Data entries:
------

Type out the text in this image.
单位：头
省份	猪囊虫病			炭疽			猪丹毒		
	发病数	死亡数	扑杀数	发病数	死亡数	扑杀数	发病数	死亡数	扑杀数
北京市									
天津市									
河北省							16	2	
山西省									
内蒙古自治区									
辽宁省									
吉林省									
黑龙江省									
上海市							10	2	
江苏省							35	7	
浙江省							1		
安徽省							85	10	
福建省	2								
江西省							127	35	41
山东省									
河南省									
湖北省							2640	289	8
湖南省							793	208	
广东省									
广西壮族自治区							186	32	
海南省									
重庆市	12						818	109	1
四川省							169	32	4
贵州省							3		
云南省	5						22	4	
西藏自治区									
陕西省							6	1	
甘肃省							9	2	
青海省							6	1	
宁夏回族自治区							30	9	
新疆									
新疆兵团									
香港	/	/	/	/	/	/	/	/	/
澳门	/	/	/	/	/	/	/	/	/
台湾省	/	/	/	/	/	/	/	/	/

------

Aim: Could you reproduce every record above exactly as it appears?

Solution:
Type out the text in this image.
单位：头
省份	猪囊虫病			炭疽			猪丹毒		
	发病数	死亡数	扑杀数	发病数	死亡数	扑杀数	发病数	死亡数	扑杀数
北京市									
天津市									
河北省							16	2	
山西省									
内蒙古自治区									
辽宁省									
吉林省									
黑龙江省									
上海市							10	2	
江苏省							35	7	
浙江省							1		
安徽省							85	10	
福建省	2								
江西省							127	35	41
山东省									
河南省									
湖北省							2640	289	8
湖南省							793	208	
广东省									
广西壮族自治区							186	32	
海南省									
重庆市	12						818	109	1
四川省							169	32	4
贵州省							3		
云南省	5						22	4	
西藏自治区									
陕西省							6	1	
甘肃省							9	2	
青海省							6	1	
宁夏回族自治区							30	9	
新疆									
新疆兵团									
香港	/	/	/	/	/	/	/	/	/
澳门	/	/	/	/	/	/	/	/	/
台湾省	/	/	/	/	/	/	/	/	/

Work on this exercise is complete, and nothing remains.